-- START OF Supplied records --
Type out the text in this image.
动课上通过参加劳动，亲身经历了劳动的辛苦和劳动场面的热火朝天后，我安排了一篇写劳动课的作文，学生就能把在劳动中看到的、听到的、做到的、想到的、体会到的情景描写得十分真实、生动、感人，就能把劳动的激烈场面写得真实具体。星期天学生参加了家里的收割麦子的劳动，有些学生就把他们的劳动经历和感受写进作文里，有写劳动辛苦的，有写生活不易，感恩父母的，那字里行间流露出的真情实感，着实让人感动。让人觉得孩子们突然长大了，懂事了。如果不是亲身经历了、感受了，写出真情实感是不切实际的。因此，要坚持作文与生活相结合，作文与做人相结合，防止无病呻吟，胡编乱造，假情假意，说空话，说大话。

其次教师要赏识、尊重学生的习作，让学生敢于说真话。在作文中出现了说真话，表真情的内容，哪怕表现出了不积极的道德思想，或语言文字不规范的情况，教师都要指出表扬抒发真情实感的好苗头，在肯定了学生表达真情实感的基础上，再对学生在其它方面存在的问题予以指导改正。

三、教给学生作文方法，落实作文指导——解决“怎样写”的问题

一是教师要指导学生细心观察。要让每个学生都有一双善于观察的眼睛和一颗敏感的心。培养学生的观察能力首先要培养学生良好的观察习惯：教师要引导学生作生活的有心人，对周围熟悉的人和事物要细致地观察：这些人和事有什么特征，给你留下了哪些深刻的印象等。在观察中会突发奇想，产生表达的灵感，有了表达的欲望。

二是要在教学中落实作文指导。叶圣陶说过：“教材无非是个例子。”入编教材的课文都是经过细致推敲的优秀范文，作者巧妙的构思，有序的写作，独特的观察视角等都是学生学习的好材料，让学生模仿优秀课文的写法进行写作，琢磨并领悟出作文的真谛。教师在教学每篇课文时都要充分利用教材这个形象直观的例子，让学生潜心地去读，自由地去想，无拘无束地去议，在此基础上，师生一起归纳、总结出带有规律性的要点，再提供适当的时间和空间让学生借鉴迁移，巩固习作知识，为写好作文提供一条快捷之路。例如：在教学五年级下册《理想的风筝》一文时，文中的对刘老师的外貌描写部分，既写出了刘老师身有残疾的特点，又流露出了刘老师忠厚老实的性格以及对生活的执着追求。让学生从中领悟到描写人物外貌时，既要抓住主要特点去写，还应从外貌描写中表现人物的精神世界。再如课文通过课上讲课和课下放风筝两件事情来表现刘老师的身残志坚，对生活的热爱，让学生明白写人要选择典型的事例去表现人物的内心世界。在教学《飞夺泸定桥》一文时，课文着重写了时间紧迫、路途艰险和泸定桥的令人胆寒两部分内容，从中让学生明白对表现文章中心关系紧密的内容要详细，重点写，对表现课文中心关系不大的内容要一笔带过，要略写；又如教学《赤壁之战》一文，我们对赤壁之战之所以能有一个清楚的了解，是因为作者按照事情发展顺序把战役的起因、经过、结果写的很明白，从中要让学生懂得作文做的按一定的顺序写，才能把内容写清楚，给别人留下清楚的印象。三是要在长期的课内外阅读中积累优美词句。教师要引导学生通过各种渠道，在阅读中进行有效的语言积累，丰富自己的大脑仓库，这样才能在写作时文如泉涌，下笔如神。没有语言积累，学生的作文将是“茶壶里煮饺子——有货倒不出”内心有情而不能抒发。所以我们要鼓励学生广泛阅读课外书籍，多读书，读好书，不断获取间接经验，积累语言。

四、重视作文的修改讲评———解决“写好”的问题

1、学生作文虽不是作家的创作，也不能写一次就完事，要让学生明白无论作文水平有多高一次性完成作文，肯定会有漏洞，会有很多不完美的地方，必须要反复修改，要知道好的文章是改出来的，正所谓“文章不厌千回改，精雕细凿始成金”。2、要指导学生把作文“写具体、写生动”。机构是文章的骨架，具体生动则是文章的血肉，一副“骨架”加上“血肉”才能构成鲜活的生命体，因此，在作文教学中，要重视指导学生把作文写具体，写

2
-- END OF Supplied records --
__Problem to work on__
The records above should all be quoted exactly, please.

__Response below__
Type out the text in this image.
动课上通过参加劳动，亲身经历了劳动的辛苦和劳动场面的热火朝天后，我安排了一篇写劳动课的作文，学生就能把在劳动中看到的、听到的、做到的、想到的、体会到的情景描写得十分真实、生动、感人，就能把劳动的激烈场面写得真实具体。星期天学生参加了家里的收割麦子的劳动，有些学生就把他们的劳动经历和感受写进作文里，有写劳动辛苦的，有写生活不易，感恩父母的，那字里行间流露出的真情实感，着实让人感动。让人觉得孩子们突然长大了，懂事了。如果不是亲身经历了、感受了，写出真情实感是不切实际的。因此，要坚持作文与生活相结合，作文与做人相结合，防止无病呻吟，胡编乱造，假情假意，说空话，说大话。

其次教师要赏识、尊重学生的习作，让学生敢于说真话。在作文中出现了说真话，表真情的内容，哪怕表现出了不积极的道德思想，或语言文字不规范的情况，教师都要指出表扬抒发真情实感的好苗头，在肯定了学生表达真情实感的基础上，再对学生在其它方面存在的问题予以指导改正。

三、教给学生作文方法，落实作文指导——解决“怎样写”的问题

一是教师要指导学生细心观察。要让每个学生都有一双善于观察的眼睛和一颗敏感的心。培养学生的观察能力首先要培养学生良好的观察习惯：教师要引导学生作生活的有心人，对周围熟悉的人和事物要细致地观察：这些人和事有什么特征，给你留下了哪些深刻的印象等。在观察中会突发奇想，产生表达的灵感，有了表达的欲望。

二是要在教学中落实作文指导。叶圣陶说过：“教材无非是个例子。”入编教材的课文都是经过细致推敲的优秀范文，作者巧妙的构思，有序的写作，独特的观察视角等都是学生学习的好材料，让学生模仿优秀课文的写法进行写作，琢磨并领悟出作文的真谛。教师在教学每篇课文时都要充分利用教材这个形象直观的例子，让学生潜心地去读，自由地去想，无拘无束地去议，在此基础上，师生一起归纳、总结出带有规律性的要点，再提供适当的时间和空间让学生借鉴迁移，巩固习作知识，为写好作文提供一条快捷之路。例如：在教学五年级下册《理想的风筝》一文时，文中的对刘老师的外貌描写部分，既写出了刘老师身有残疾的特点，又流露出了刘老师忠厚老实的性格以及对生活的执着追求。让学生从中领悟到描写人物外貌时，既要抓住主要特点去写，还应从外貌描写中表现人物的精神世界。再如课文通过课上讲课和课下放风筝两件事情来表现刘老师的身残志坚，对生活的热爱，让学生明白写人要选择典型的事例去表现人物的内心世界。在教学《飞夺泸定桥》一文时，课文着重写了时间紧迫、路途艰险和泸定桥的令人胆寒两部分内容，从中让学生明白对表现文章中心关系紧密的内容要详细，重点写，对表现课文中心关系不大的内容要一笔带过，要略写；又如教学《赤壁之战》一文，我们对赤壁之战之所以能有一个清楚的了解，是因为作者按照事情发展顺序把战役的起因、经过、结果写的很明白，从中要让学生懂得作文做的按一定的顺序写，才能把内容写清楚，给别人留下清楚的印象。三是要在长期的课内外阅读中积累优美词句。教师要引导学生通过各种渠道，在阅读中进行有效的语言积累，丰富自己的大脑仓库，这样才能在写作时文如泉涌，下笔如神。没有语言积累，学生的作文将是“茶壶里煮饺子——有货倒不出”内心有情而不能抒发。所以我们要鼓励学生广泛阅读课外书籍，多读书，读好书，不断获取间接经验，积累语言。

四、重视作文的修改讲评———解决“写好”的问题

1、学生作文虽不是作家的创作，也不能写一次就完事，要让学生明白无论作文水平有多高一次性完成作文，肯定会有漏洞，会有很多不完美的地方，必须要反复修改，要知道好的文章是改出来的，正所谓“文章不厌千回改，精雕细凿始成金”。2、要指导学生把作文“写具体、写生动”。机构是文章的骨架，具体生动则是文章的血肉，一副“骨架”加上“血肉”才能构成鲜活的生命体，因此，在作文教学中，要重视指导学生把作文写具体，写

2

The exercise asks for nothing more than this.